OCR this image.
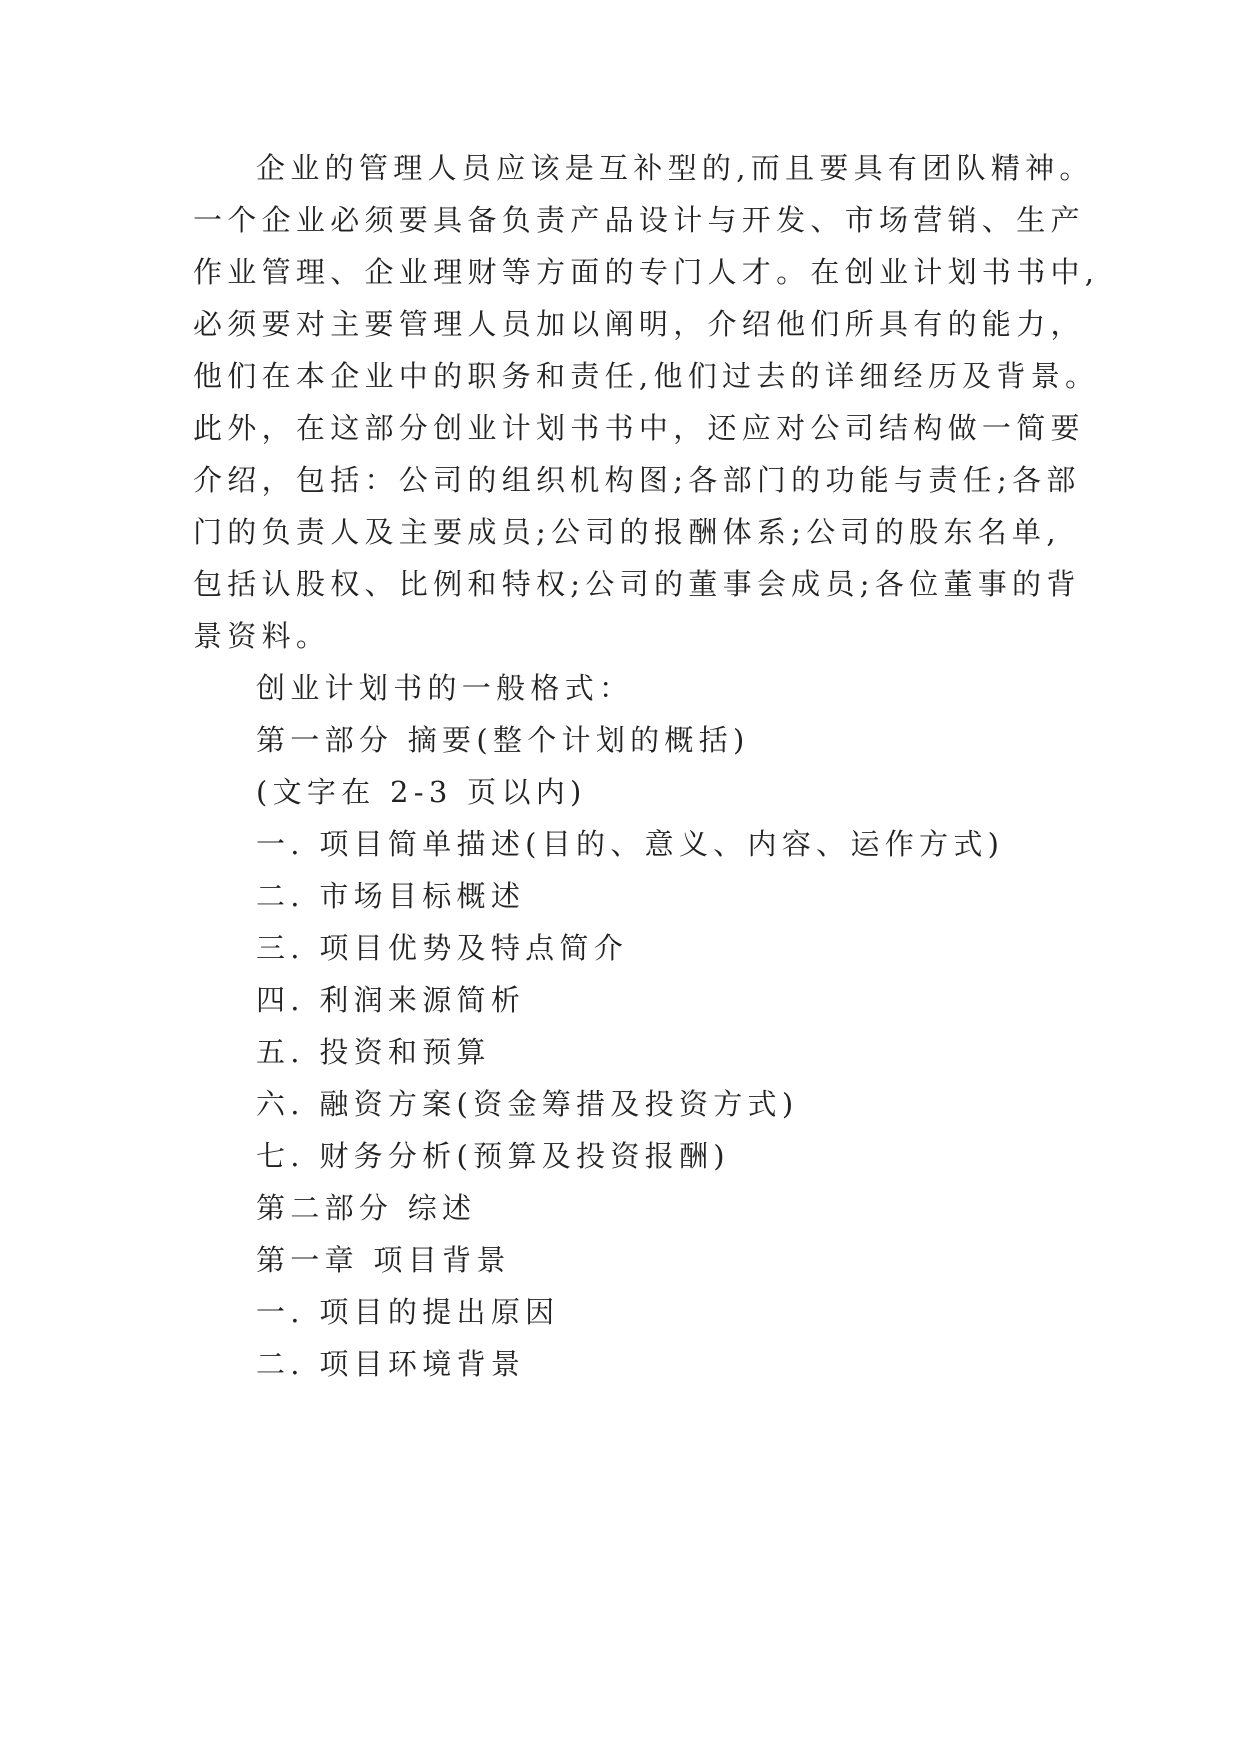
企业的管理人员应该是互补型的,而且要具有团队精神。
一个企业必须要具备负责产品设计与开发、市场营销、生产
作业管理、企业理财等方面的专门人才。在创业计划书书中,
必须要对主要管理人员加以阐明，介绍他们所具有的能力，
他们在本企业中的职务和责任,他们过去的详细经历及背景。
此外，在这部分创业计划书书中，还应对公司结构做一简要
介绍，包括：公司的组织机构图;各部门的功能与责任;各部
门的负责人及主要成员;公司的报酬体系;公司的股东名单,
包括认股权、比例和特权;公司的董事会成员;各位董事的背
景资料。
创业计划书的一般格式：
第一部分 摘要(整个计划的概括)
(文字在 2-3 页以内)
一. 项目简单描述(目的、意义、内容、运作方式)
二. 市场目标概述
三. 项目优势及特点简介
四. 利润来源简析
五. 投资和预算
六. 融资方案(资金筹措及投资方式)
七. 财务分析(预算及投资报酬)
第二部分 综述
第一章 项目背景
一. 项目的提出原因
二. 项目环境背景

----------------------------------------

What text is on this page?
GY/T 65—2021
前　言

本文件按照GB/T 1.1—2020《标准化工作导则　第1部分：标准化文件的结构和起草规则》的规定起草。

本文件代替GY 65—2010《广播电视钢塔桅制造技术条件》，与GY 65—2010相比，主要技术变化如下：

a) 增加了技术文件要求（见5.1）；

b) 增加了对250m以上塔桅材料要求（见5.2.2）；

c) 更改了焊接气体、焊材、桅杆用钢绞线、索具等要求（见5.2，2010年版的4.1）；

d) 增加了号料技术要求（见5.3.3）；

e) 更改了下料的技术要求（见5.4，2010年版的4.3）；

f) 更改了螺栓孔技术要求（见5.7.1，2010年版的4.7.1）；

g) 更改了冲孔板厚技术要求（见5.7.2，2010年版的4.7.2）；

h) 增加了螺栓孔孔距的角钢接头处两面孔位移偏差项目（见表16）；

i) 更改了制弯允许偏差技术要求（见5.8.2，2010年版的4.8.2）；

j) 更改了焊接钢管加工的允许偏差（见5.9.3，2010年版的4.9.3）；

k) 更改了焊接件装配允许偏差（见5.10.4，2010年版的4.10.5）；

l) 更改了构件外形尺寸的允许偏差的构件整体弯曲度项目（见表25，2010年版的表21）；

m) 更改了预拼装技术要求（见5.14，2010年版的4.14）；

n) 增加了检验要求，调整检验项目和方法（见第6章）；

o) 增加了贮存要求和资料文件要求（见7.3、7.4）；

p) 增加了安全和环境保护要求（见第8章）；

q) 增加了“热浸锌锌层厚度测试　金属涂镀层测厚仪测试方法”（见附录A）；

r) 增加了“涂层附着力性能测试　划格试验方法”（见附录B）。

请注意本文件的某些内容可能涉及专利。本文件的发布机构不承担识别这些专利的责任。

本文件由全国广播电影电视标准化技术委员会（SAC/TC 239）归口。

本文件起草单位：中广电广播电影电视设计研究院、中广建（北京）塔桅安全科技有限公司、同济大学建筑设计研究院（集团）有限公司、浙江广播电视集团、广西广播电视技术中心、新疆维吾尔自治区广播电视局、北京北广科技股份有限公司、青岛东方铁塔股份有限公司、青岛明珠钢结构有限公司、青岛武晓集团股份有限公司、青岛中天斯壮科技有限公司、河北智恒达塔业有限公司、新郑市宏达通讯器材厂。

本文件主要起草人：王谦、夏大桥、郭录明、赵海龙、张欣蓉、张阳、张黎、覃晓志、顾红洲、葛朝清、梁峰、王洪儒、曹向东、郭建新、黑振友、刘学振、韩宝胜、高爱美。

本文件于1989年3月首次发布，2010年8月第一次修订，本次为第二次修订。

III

----------------------------------------

◆ Set problem ◆
Track down every line with the word "this" and copy it.

◆ Complete answer ◆
OCR this image.
What text is on this page?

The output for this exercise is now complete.